_Given exercise_
Please output the records below in full, exactly as given, but without the images.

_Data to use_
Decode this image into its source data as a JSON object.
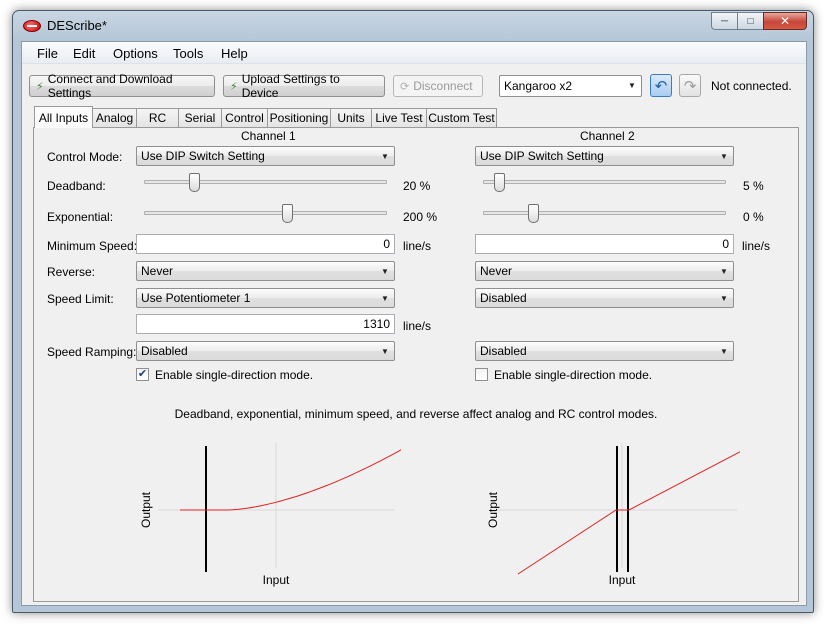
{
  "window": {
    "title": "DEScribe*",
    "buttons": {
      "minimize": "─",
      "maximize": "□",
      "close": "✕"
    }
  },
  "menu": [
    "File",
    "Edit",
    "Options",
    "Tools",
    "Help"
  ],
  "toolbar": {
    "connect_label": "Connect and Download Settings",
    "upload_label": "Upload Settings to Device",
    "disconnect_label": "Disconnect",
    "device_selected": "Kangaroo x2",
    "status": "Not connected."
  },
  "tabs": [
    "All Inputs",
    "Analog",
    "RC",
    "Serial",
    "Control",
    "Positioning",
    "Units",
    "Live Test",
    "Custom Test"
  ],
  "active_tab": "All Inputs",
  "labels": {
    "channel1": "Channel 1",
    "channel2": "Channel 2",
    "control_mode": "Control Mode:",
    "deadband": "Deadband:",
    "exponential": "Exponential:",
    "min_speed": "Minimum Speed:",
    "reverse": "Reverse:",
    "speed_limit": "Speed Limit:",
    "speed_ramping": "Speed Ramping:",
    "single_direction": "Enable single-direction mode.",
    "note": "Deadband, exponential, minimum speed, and reverse affect analog and RC control modes.",
    "graph_output": "Output",
    "graph_input": "Input"
  },
  "channel1": {
    "control_mode": "Use DIP Switch Setting",
    "deadband": "20 %",
    "deadband_value": 20,
    "exponential": "200 %",
    "exponential_value": 200,
    "min_speed": "0",
    "min_speed_unit": "line/s",
    "reverse": "Never",
    "speed_limit": "Use Potentiometer 1",
    "speed_limit_value": "1310",
    "speed_limit_unit": "line/s",
    "speed_ramping": "Disabled",
    "single_direction": true
  },
  "channel2": {
    "control_mode": "Use DIP Switch Setting",
    "deadband": "5 %",
    "deadband_value": 5,
    "exponential": "0 %",
    "exponential_value": 0,
    "min_speed": "0",
    "min_speed_unit": "line/s",
    "reverse": "Never",
    "speed_limit": "Disabled",
    "speed_ramping": "Disabled",
    "single_direction": false
  },
  "colors": {
    "curve": "#e02020",
    "accent": "#3a7bc8"
  }
}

_Exercise solution_
Decode this image into its source data as a JSON object.
{
  "window": {
    "title": "DEScribe*",
    "buttons": {
      "minimize": "─",
      "maximize": "□",
      "close": "✕"
    }
  },
  "menu": [
    "File",
    "Edit",
    "Options",
    "Tools",
    "Help"
  ],
  "toolbar": {
    "connect_label": "Connect and Download Settings",
    "upload_label": "Upload Settings to Device",
    "disconnect_label": "Disconnect",
    "device_selected": "Kangaroo x2",
    "status": "Not connected."
  },
  "tabs": [
    "All Inputs",
    "Analog",
    "RC",
    "Serial",
    "Control",
    "Positioning",
    "Units",
    "Live Test",
    "Custom Test"
  ],
  "active_tab": "All Inputs",
  "labels": {
    "channel1": "Channel 1",
    "channel2": "Channel 2",
    "control_mode": "Control Mode:",
    "deadband": "Deadband:",
    "exponential": "Exponential:",
    "min_speed": "Minimum Speed:",
    "reverse": "Reverse:",
    "speed_limit": "Speed Limit:",
    "speed_ramping": "Speed Ramping:",
    "single_direction": "Enable single-direction mode.",
    "note": "Deadband, exponential, minimum speed, and reverse affect analog and RC control modes.",
    "graph_output": "Output",
    "graph_input": "Input"
  },
  "channel1": {
    "control_mode": "Use DIP Switch Setting",
    "deadband": "20 %",
    "deadband_value": 20,
    "exponential": "200 %",
    "exponential_value": 200,
    "min_speed": "0",
    "min_speed_unit": "line/s",
    "reverse": "Never",
    "speed_limit": "Use Potentiometer 1",
    "speed_limit_value": "1310",
    "speed_limit_unit": "line/s",
    "speed_ramping": "Disabled",
    "single_direction": true
  },
  "channel2": {
    "control_mode": "Use DIP Switch Setting",
    "deadband": "5 %",
    "deadband_value": 5,
    "exponential": "0 %",
    "exponential_value": 0,
    "min_speed": "0",
    "min_speed_unit": "line/s",
    "reverse": "Never",
    "speed_limit": "Disabled",
    "speed_ramping": "Disabled",
    "single_direction": false
  },
  "colors": {
    "curve": "#e02020",
    "accent": "#3a7bc8"
  }
}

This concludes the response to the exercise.